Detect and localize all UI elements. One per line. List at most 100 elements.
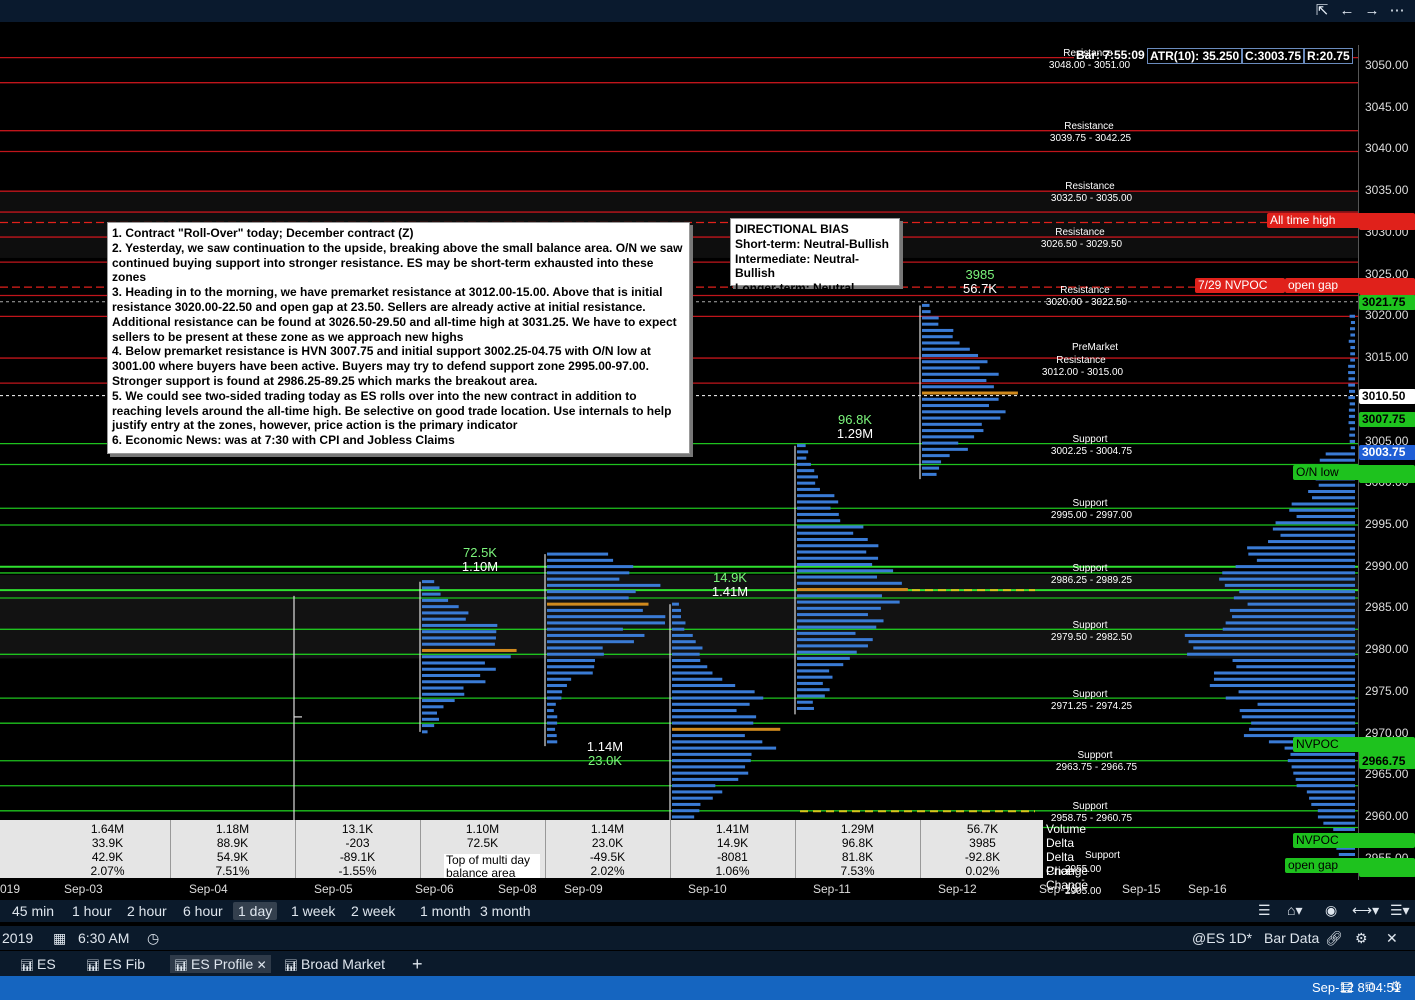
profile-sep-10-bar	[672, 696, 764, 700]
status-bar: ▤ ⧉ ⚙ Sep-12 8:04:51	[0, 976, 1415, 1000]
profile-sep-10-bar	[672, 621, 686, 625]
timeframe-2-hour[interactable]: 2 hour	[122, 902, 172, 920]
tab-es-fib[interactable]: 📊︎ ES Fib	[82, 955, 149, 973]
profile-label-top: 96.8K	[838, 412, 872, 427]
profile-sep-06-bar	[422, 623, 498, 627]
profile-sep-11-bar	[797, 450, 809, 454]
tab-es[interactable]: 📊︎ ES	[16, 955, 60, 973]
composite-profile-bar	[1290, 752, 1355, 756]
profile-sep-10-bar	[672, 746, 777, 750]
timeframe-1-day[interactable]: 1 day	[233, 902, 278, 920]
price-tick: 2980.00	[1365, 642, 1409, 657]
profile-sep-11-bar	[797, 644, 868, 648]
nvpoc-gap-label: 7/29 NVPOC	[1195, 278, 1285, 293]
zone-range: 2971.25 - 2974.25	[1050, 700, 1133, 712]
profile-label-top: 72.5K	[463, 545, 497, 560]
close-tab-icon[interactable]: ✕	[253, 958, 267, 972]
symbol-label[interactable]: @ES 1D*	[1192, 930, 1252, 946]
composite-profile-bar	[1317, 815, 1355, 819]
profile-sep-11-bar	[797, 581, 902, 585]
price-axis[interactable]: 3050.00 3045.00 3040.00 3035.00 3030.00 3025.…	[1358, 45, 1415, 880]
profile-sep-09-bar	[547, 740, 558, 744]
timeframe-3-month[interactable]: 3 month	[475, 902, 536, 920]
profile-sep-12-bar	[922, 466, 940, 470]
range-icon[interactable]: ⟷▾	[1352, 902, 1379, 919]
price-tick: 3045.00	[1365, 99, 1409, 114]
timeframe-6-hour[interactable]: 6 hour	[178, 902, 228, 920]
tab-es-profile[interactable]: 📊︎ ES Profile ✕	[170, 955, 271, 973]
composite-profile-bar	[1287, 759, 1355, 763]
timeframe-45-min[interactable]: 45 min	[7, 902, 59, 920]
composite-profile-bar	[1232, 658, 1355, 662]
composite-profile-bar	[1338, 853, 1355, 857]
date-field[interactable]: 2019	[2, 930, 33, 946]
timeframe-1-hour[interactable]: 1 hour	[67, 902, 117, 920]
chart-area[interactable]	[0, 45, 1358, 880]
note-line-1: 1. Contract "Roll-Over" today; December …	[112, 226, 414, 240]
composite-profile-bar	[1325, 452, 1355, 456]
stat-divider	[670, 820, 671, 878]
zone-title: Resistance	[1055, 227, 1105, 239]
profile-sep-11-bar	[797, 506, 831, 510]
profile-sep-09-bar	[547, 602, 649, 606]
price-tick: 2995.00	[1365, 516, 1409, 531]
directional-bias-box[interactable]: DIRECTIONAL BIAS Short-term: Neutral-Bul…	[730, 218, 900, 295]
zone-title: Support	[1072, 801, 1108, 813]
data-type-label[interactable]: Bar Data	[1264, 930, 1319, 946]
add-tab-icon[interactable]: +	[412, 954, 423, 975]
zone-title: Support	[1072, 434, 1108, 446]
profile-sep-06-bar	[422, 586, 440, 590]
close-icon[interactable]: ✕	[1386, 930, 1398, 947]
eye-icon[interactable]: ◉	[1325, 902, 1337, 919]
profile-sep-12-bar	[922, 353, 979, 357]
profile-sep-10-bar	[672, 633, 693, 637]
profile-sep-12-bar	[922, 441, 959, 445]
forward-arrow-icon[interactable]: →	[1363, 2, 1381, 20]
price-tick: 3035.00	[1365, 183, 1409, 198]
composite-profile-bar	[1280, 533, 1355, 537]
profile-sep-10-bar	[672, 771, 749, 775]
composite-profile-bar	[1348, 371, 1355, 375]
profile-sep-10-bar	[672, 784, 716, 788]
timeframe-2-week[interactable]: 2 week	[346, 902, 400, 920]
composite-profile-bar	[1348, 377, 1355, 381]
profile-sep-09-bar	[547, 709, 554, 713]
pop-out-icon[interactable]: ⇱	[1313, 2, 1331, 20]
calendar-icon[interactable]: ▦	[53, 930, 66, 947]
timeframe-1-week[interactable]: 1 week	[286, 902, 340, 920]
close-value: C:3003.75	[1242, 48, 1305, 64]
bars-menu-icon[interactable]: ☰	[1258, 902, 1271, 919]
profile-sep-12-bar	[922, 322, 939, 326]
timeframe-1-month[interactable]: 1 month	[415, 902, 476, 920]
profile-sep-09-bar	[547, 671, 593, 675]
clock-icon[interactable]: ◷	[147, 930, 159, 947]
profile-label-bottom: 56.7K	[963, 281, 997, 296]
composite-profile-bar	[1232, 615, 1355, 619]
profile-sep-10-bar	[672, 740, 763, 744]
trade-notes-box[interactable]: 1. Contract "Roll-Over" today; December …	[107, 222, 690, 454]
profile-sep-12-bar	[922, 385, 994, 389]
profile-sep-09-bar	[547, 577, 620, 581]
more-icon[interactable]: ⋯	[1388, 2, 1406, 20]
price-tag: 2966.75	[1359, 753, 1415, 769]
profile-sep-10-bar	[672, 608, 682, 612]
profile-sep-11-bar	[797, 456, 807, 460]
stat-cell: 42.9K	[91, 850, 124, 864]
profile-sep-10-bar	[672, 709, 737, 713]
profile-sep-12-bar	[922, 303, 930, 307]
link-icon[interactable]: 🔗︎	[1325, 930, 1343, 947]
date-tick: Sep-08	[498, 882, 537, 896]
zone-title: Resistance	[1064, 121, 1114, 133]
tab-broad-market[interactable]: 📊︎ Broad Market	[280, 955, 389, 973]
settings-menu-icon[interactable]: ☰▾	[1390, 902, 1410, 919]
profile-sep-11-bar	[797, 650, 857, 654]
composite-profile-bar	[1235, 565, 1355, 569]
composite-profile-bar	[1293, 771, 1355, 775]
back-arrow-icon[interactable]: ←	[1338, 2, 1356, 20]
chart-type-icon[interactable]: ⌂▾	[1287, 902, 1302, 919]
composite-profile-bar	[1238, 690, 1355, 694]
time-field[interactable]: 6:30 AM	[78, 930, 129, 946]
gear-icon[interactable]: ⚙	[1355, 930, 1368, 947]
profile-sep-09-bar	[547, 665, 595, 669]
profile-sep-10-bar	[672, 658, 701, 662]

== == ==

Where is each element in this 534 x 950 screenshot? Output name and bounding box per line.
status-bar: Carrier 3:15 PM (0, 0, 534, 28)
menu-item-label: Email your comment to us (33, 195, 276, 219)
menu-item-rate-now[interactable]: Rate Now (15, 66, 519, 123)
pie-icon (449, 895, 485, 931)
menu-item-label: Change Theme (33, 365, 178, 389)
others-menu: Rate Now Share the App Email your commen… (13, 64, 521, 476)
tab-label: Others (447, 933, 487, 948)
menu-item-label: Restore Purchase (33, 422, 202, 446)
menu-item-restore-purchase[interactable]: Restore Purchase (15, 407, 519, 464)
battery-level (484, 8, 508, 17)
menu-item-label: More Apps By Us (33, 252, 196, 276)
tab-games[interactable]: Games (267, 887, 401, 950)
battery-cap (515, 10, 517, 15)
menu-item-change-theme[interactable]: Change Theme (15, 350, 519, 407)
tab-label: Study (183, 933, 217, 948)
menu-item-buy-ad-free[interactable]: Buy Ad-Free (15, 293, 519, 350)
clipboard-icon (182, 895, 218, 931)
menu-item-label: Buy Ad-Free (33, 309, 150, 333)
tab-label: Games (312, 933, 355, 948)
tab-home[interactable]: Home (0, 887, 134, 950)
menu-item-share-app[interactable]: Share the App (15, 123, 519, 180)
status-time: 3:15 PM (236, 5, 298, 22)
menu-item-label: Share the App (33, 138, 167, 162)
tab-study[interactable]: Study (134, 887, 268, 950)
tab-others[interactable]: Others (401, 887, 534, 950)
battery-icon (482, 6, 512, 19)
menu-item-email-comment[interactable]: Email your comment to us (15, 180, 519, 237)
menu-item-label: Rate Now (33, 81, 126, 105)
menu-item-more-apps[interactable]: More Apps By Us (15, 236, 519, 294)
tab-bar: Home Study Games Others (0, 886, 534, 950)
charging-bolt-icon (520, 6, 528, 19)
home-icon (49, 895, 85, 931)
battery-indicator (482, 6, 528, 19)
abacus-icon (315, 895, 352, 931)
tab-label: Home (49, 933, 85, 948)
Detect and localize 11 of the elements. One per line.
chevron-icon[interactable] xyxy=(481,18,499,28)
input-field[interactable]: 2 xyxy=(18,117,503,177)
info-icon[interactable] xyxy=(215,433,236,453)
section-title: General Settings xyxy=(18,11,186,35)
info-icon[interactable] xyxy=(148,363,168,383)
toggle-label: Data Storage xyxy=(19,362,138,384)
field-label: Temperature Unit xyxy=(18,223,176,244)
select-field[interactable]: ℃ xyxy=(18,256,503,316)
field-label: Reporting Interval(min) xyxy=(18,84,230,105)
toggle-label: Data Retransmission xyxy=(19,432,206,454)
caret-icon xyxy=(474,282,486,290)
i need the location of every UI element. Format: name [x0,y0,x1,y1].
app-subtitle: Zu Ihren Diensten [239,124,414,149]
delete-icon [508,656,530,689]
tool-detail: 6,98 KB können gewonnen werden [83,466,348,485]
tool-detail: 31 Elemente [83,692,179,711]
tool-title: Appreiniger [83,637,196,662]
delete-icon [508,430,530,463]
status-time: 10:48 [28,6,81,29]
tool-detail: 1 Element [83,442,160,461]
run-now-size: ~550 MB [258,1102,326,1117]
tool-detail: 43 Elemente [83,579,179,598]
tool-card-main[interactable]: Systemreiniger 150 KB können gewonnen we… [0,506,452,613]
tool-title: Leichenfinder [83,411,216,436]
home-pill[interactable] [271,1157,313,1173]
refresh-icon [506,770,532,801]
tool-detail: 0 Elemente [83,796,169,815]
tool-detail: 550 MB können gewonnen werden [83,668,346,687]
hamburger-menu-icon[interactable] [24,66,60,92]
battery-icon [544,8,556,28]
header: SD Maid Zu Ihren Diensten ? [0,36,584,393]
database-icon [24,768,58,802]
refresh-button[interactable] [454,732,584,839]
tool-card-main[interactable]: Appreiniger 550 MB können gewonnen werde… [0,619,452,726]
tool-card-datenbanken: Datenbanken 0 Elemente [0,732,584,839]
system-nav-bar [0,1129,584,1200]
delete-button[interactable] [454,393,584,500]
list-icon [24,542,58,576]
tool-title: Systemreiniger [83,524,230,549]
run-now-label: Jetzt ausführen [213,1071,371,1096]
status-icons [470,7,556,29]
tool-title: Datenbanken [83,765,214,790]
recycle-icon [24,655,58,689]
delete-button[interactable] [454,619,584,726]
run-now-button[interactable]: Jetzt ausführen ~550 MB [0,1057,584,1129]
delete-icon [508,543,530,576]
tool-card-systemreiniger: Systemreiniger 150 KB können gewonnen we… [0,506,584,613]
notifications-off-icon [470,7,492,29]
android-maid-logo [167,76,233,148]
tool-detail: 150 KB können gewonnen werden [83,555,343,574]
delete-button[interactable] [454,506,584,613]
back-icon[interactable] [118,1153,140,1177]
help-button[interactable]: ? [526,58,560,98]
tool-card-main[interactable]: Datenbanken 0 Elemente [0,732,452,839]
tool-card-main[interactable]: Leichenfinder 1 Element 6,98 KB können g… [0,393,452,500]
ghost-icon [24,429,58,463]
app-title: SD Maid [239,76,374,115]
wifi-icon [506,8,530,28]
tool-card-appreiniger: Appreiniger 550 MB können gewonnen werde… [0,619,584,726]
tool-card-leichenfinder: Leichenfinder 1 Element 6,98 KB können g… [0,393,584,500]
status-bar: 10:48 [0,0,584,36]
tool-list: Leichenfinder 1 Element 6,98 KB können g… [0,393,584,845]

== == ==

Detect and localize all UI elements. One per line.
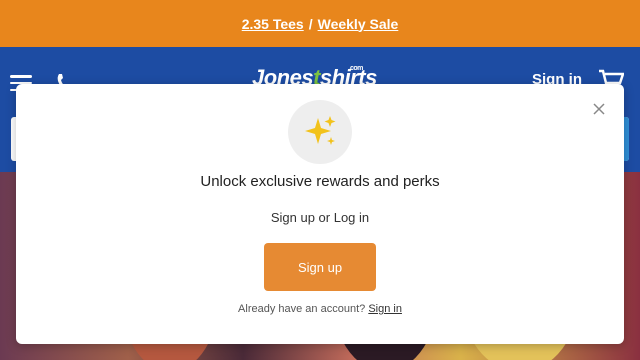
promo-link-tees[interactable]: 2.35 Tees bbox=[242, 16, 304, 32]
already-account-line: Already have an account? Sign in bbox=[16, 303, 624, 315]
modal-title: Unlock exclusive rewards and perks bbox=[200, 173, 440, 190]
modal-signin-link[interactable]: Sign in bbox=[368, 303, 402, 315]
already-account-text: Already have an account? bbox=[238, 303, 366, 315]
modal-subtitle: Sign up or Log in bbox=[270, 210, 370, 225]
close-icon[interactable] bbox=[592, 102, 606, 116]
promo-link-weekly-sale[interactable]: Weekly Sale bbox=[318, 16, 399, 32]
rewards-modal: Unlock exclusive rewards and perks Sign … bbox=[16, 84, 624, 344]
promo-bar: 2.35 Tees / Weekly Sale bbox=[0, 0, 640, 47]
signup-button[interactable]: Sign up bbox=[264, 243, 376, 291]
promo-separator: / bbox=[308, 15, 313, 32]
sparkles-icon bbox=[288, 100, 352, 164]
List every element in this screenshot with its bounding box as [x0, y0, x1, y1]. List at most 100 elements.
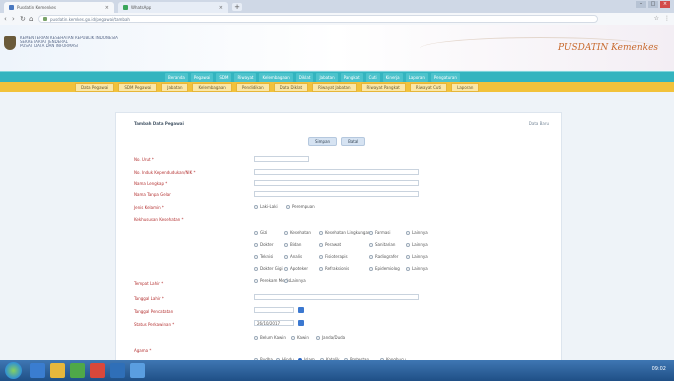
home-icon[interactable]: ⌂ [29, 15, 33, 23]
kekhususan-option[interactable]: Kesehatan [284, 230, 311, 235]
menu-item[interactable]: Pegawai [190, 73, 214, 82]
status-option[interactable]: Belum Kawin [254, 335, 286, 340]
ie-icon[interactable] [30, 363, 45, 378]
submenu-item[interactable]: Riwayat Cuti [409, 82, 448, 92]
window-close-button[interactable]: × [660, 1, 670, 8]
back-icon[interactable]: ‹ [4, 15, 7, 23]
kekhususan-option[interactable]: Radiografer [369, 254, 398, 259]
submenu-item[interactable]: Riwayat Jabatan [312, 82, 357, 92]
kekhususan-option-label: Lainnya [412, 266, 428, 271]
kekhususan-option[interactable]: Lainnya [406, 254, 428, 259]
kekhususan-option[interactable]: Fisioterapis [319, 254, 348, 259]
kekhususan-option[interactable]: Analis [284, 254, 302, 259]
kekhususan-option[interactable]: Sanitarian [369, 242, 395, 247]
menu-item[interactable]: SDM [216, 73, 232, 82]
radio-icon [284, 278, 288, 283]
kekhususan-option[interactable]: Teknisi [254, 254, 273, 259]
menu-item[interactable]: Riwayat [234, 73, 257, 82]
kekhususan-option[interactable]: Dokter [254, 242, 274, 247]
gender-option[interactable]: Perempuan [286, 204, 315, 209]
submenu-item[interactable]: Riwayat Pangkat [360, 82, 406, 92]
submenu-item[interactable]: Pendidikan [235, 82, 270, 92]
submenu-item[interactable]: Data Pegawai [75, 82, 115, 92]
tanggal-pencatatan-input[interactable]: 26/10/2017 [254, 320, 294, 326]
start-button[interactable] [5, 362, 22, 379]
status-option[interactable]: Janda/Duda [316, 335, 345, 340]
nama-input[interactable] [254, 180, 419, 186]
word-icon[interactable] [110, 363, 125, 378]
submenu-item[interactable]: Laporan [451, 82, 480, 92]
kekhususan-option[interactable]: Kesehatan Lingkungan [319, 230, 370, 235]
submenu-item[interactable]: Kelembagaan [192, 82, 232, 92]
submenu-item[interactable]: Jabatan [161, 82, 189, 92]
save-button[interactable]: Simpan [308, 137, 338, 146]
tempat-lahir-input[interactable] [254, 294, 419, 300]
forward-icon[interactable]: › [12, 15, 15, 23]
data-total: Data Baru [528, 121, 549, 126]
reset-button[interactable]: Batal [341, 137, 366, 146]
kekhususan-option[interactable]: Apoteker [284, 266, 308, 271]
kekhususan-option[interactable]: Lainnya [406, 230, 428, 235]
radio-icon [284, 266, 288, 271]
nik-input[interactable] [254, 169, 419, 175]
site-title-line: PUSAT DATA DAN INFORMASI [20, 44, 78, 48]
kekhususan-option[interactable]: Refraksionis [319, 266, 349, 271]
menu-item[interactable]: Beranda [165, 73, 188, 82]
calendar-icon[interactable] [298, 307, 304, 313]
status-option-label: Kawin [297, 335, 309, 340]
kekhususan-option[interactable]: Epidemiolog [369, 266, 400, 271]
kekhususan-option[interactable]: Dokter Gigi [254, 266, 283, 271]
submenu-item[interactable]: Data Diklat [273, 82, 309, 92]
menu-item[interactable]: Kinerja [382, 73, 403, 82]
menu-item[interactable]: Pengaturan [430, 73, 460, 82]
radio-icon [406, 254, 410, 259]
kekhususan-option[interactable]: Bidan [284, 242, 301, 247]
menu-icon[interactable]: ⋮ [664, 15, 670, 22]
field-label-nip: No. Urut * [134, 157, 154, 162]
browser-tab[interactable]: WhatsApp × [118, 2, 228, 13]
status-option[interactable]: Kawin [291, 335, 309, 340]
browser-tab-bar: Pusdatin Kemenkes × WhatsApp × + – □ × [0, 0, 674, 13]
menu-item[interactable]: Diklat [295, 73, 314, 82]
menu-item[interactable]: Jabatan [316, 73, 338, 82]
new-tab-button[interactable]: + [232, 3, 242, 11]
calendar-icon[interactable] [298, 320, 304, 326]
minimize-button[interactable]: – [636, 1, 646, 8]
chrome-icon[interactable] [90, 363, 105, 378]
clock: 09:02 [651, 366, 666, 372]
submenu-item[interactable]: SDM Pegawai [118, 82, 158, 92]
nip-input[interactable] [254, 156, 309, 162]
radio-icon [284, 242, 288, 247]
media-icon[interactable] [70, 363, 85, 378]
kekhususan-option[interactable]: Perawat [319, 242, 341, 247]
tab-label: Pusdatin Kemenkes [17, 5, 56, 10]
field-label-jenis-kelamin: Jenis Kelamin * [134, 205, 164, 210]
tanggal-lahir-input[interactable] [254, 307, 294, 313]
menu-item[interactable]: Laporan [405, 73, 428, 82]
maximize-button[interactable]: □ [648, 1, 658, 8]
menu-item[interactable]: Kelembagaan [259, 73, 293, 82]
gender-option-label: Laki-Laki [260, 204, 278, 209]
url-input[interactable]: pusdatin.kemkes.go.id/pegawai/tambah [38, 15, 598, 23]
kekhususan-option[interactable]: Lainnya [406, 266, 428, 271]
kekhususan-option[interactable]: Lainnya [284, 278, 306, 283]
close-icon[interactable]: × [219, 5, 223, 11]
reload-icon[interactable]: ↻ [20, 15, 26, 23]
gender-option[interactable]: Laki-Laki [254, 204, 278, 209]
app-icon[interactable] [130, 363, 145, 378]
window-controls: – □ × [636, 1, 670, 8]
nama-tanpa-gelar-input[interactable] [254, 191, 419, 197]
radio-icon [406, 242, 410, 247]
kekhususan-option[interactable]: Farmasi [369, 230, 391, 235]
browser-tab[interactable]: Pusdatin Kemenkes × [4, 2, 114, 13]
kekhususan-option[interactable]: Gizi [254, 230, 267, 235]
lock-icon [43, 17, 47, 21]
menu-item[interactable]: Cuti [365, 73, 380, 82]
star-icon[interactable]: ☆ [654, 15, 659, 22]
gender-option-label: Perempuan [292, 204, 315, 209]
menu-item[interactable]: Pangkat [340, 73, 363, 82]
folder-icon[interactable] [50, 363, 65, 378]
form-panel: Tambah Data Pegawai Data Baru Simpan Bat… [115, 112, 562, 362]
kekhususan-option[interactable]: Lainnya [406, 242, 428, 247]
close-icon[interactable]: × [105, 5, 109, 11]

== == ==

## [What you need to do]
Rewrite everything from the row containing "696, 764, 700]" down to the row containing "278, 1285, 293]", both included, with "interactable" replaced by "clickable" and nothing else changed.

## [Task answer]
profile-sep-10-bar	[672, 696, 764, 700]
status-bar: ▤ ⧉ ⚙ Sep-12 8:04:51	[0, 976, 1415, 1000]
profile-sep-10-bar	[672, 621, 686, 625]
timeframe-2-hour[clickable]: 2 hour	[122, 902, 172, 920]
tab-es-fib[clickable]: 📊︎ ES Fib	[82, 955, 149, 973]
profile-label-top: 96.8K	[838, 412, 872, 427]
profile-sep-06-bar	[422, 623, 498, 627]
profile-sep-11-bar	[797, 450, 809, 454]
tab-es[clickable]: 📊︎ ES	[16, 955, 60, 973]
composite-profile-bar	[1290, 752, 1355, 756]
profile-sep-10-bar	[672, 746, 777, 750]
timeframe-1-day[clickable]: 1 day	[233, 902, 278, 920]
price-tick: 2980.00	[1365, 642, 1409, 657]
profile-sep-11-bar	[797, 644, 868, 648]
nvpoc-gap-label: 7/29 NVPOC	[1195, 278, 1285, 293]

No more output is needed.